Pull every line containing "belastingen" out of the material below.

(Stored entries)
───

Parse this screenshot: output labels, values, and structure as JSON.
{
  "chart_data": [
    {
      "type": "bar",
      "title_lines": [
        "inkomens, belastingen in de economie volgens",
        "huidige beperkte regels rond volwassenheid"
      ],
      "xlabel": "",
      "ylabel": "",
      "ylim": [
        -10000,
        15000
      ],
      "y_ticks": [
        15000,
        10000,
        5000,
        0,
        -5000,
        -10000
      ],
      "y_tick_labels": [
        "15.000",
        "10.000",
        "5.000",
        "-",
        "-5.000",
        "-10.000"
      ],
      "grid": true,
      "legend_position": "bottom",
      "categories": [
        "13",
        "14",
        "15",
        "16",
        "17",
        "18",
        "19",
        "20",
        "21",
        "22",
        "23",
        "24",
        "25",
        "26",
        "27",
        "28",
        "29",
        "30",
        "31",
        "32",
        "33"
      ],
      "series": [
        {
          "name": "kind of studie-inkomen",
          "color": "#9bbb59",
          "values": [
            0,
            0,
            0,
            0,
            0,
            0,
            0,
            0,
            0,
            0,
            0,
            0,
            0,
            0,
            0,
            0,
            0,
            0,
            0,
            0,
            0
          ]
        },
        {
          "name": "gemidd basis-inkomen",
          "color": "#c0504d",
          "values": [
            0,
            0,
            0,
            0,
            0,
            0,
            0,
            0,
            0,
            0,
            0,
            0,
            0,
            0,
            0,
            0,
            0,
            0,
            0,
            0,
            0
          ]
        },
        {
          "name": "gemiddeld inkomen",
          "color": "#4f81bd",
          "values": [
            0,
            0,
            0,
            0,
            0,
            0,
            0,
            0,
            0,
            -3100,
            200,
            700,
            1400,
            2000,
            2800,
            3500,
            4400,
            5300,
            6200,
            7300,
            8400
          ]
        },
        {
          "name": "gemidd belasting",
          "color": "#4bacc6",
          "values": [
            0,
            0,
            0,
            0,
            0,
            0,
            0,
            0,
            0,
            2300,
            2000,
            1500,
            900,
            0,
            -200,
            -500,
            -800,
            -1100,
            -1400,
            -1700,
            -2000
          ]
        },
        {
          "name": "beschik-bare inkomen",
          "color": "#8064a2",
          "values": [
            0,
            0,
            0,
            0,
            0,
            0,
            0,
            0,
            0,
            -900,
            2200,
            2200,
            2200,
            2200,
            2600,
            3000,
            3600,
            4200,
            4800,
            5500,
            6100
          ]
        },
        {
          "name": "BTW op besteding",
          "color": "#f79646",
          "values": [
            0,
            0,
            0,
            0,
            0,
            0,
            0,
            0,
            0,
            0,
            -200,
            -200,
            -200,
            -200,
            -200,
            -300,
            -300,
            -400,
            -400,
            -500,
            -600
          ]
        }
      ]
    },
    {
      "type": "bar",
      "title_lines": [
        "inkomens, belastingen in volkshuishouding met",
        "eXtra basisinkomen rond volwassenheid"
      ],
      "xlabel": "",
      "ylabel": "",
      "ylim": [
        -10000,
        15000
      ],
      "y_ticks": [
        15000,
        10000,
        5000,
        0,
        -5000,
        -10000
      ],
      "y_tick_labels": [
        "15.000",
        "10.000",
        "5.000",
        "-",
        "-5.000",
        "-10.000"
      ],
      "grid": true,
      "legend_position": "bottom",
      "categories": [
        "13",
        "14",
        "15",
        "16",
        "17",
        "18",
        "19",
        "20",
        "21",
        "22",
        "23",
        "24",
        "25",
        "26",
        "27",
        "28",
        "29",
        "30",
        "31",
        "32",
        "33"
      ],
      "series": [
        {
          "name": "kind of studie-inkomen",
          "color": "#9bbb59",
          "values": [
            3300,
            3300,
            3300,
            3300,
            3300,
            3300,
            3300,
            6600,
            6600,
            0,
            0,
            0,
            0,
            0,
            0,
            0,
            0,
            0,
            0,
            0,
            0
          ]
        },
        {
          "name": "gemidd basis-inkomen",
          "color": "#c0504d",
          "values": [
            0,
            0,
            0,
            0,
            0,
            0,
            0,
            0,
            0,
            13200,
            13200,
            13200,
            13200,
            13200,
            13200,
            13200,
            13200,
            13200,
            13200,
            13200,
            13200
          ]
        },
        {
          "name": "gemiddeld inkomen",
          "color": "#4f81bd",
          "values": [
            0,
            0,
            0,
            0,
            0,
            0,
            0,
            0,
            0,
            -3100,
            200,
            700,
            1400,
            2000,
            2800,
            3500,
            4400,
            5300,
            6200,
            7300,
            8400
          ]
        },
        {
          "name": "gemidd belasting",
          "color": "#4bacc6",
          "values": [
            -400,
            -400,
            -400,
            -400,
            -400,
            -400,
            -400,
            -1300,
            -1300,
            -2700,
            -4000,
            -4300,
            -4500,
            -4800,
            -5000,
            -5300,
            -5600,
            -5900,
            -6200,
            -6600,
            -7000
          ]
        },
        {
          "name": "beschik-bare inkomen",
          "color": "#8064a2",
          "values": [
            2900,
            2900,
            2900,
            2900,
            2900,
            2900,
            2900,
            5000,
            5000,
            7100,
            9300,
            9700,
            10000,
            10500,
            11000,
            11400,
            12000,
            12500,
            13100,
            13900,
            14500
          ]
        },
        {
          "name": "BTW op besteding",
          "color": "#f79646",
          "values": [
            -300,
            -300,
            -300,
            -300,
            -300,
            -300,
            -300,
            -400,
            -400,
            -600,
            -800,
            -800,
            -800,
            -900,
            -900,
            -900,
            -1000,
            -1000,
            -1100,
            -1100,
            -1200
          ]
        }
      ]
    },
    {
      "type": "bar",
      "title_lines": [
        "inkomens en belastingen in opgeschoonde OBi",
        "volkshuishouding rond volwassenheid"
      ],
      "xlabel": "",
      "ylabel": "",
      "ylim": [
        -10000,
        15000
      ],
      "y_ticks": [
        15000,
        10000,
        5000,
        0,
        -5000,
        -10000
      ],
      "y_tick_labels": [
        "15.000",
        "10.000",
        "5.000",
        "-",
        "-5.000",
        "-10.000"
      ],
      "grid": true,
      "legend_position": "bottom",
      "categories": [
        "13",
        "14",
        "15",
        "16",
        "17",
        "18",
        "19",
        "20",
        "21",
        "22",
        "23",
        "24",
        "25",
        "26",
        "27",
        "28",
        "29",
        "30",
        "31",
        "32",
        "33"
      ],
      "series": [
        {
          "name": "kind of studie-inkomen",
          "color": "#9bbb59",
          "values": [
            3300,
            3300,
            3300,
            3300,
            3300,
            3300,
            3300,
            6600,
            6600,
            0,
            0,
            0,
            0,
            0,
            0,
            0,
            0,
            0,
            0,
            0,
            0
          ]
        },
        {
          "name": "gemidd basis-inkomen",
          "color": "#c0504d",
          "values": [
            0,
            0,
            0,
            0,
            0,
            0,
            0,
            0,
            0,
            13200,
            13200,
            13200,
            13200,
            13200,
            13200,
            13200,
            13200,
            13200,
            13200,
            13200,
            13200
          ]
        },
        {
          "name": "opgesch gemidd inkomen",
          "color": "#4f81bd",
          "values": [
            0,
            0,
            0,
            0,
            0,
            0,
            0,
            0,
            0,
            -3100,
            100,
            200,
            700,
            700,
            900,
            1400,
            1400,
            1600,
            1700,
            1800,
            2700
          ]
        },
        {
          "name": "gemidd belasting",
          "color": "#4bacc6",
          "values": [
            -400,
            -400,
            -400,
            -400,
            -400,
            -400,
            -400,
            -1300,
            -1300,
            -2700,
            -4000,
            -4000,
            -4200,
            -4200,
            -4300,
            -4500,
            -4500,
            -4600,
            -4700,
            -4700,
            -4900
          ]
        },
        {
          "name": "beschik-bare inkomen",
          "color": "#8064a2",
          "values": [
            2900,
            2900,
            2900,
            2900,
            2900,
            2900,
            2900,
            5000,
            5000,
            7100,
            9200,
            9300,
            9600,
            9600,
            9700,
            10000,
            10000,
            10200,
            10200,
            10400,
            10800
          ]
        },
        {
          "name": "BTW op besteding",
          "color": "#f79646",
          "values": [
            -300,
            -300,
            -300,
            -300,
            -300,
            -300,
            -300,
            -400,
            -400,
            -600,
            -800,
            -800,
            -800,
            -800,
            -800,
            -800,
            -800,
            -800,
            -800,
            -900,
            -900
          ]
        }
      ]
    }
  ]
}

───

• _WRITTEN SOLUTION_:
        "inkomens, belastingen in de economie volgens",
        "inkomens, belastingen in volkshuishouding met",
        "inkomens en belastingen in opgeschoonde OBi",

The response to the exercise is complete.